▼
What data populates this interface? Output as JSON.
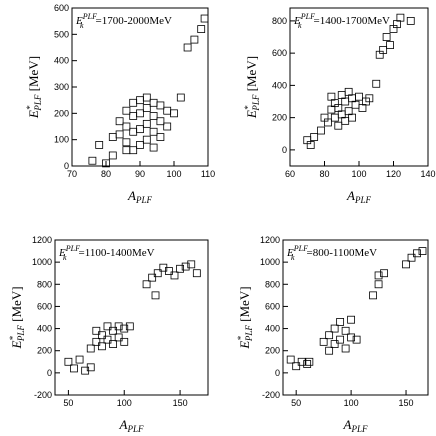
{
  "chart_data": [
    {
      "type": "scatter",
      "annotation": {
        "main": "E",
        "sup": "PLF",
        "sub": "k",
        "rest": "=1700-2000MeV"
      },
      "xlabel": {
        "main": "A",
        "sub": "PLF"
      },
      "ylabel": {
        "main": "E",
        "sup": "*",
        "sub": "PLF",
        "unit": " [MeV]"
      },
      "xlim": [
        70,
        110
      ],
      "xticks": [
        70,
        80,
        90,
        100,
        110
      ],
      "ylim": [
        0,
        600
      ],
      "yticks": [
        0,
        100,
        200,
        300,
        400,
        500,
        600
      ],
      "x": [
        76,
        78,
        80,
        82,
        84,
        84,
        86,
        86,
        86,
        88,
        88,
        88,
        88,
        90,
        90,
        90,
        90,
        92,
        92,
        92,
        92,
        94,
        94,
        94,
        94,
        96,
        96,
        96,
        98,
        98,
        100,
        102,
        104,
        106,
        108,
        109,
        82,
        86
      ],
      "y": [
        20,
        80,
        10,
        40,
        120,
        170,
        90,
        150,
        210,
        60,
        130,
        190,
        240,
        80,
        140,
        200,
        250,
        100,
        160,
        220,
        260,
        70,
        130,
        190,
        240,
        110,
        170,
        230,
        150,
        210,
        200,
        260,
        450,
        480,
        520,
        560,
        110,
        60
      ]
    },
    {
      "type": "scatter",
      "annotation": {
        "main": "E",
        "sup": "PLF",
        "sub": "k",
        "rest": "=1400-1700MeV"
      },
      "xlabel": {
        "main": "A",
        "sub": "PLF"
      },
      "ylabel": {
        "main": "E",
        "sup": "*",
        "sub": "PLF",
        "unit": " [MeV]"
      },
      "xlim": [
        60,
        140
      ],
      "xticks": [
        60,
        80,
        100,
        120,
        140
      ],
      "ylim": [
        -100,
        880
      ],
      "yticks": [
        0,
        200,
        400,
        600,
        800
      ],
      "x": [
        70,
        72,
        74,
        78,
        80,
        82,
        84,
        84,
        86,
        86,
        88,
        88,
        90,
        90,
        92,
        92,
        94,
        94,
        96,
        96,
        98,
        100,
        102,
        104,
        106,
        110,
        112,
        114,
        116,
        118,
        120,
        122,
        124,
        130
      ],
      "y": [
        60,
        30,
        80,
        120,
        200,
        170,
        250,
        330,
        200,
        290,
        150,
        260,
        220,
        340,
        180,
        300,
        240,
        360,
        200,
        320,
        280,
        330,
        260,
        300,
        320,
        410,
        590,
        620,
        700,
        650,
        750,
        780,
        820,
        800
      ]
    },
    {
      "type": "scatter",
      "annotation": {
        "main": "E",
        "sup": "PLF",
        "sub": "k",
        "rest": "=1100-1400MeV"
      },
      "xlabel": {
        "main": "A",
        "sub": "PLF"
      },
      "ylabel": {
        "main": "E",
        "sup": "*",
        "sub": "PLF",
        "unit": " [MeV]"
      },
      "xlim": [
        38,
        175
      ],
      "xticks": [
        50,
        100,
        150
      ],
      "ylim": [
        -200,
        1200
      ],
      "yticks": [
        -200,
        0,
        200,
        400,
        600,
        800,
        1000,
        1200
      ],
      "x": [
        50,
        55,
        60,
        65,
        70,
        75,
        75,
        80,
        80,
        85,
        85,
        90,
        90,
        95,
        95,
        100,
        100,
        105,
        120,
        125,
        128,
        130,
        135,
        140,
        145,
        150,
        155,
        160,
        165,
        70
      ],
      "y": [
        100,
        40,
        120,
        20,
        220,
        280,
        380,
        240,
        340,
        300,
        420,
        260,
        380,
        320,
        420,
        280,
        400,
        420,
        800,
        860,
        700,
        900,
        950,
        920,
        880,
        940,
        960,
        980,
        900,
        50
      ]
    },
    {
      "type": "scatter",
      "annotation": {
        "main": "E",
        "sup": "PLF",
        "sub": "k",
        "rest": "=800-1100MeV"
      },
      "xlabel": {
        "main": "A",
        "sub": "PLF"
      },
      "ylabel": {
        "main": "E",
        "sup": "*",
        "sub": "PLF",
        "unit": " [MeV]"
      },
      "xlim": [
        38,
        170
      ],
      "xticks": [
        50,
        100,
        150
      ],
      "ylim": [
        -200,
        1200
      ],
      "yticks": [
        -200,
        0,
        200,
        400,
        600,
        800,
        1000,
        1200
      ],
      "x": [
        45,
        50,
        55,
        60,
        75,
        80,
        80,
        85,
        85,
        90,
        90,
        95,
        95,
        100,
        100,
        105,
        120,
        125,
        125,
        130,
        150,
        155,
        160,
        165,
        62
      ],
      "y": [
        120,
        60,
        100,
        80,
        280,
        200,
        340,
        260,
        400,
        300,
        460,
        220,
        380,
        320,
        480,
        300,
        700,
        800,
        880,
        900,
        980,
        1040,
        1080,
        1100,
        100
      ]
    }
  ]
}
▲
**The task:** From the material above, copy everything exactly but the pictures.

**Solution for this problem:**
What data populates this interface? Output as JSON.
{
  "chart_data": [
    {
      "type": "scatter",
      "annotation": {
        "main": "E",
        "sup": "PLF",
        "sub": "k",
        "rest": "=1700-2000MeV"
      },
      "xlabel": {
        "main": "A",
        "sub": "PLF"
      },
      "ylabel": {
        "main": "E",
        "sup": "*",
        "sub": "PLF",
        "unit": " [MeV]"
      },
      "xlim": [
        70,
        110
      ],
      "xticks": [
        70,
        80,
        90,
        100,
        110
      ],
      "ylim": [
        0,
        600
      ],
      "yticks": [
        0,
        100,
        200,
        300,
        400,
        500,
        600
      ],
      "x": [
        76,
        78,
        80,
        82,
        84,
        84,
        86,
        86,
        86,
        88,
        88,
        88,
        88,
        90,
        90,
        90,
        90,
        92,
        92,
        92,
        92,
        94,
        94,
        94,
        94,
        96,
        96,
        96,
        98,
        98,
        100,
        102,
        104,
        106,
        108,
        109,
        82,
        86
      ],
      "y": [
        20,
        80,
        10,
        40,
        120,
        170,
        90,
        150,
        210,
        60,
        130,
        190,
        240,
        80,
        140,
        200,
        250,
        100,
        160,
        220,
        260,
        70,
        130,
        190,
        240,
        110,
        170,
        230,
        150,
        210,
        200,
        260,
        450,
        480,
        520,
        560,
        110,
        60
      ]
    },
    {
      "type": "scatter",
      "annotation": {
        "main": "E",
        "sup": "PLF",
        "sub": "k",
        "rest": "=1400-1700MeV"
      },
      "xlabel": {
        "main": "A",
        "sub": "PLF"
      },
      "ylabel": {
        "main": "E",
        "sup": "*",
        "sub": "PLF",
        "unit": " [MeV]"
      },
      "xlim": [
        60,
        140
      ],
      "xticks": [
        60,
        80,
        100,
        120,
        140
      ],
      "ylim": [
        -100,
        880
      ],
      "yticks": [
        0,
        200,
        400,
        600,
        800
      ],
      "x": [
        70,
        72,
        74,
        78,
        80,
        82,
        84,
        84,
        86,
        86,
        88,
        88,
        90,
        90,
        92,
        92,
        94,
        94,
        96,
        96,
        98,
        100,
        102,
        104,
        106,
        110,
        112,
        114,
        116,
        118,
        120,
        122,
        124,
        130
      ],
      "y": [
        60,
        30,
        80,
        120,
        200,
        170,
        250,
        330,
        200,
        290,
        150,
        260,
        220,
        340,
        180,
        300,
        240,
        360,
        200,
        320,
        280,
        330,
        260,
        300,
        320,
        410,
        590,
        620,
        700,
        650,
        750,
        780,
        820,
        800
      ]
    },
    {
      "type": "scatter",
      "annotation": {
        "main": "E",
        "sup": "PLF",
        "sub": "k",
        "rest": "=1100-1400MeV"
      },
      "xlabel": {
        "main": "A",
        "sub": "PLF"
      },
      "ylabel": {
        "main": "E",
        "sup": "*",
        "sub": "PLF",
        "unit": " [MeV]"
      },
      "xlim": [
        38,
        175
      ],
      "xticks": [
        50,
        100,
        150
      ],
      "ylim": [
        -200,
        1200
      ],
      "yticks": [
        -200,
        0,
        200,
        400,
        600,
        800,
        1000,
        1200
      ],
      "x": [
        50,
        55,
        60,
        65,
        70,
        75,
        75,
        80,
        80,
        85,
        85,
        90,
        90,
        95,
        95,
        100,
        100,
        105,
        120,
        125,
        128,
        130,
        135,
        140,
        145,
        150,
        155,
        160,
        165,
        70
      ],
      "y": [
        100,
        40,
        120,
        20,
        220,
        280,
        380,
        240,
        340,
        300,
        420,
        260,
        380,
        320,
        420,
        280,
        400,
        420,
        800,
        860,
        700,
        900,
        950,
        920,
        880,
        940,
        960,
        980,
        900,
        50
      ]
    },
    {
      "type": "scatter",
      "annotation": {
        "main": "E",
        "sup": "PLF",
        "sub": "k",
        "rest": "=800-1100MeV"
      },
      "xlabel": {
        "main": "A",
        "sub": "PLF"
      },
      "ylabel": {
        "main": "E",
        "sup": "*",
        "sub": "PLF",
        "unit": " [MeV]"
      },
      "xlim": [
        38,
        170
      ],
      "xticks": [
        50,
        100,
        150
      ],
      "ylim": [
        -200,
        1200
      ],
      "yticks": [
        -200,
        0,
        200,
        400,
        600,
        800,
        1000,
        1200
      ],
      "x": [
        45,
        50,
        55,
        60,
        75,
        80,
        80,
        85,
        85,
        90,
        90,
        95,
        95,
        100,
        100,
        105,
        120,
        125,
        125,
        130,
        150,
        155,
        160,
        165,
        62
      ],
      "y": [
        120,
        60,
        100,
        80,
        280,
        200,
        340,
        260,
        400,
        300,
        460,
        220,
        380,
        320,
        480,
        300,
        700,
        800,
        880,
        900,
        980,
        1040,
        1080,
        1100,
        100
      ]
    }
  ]
}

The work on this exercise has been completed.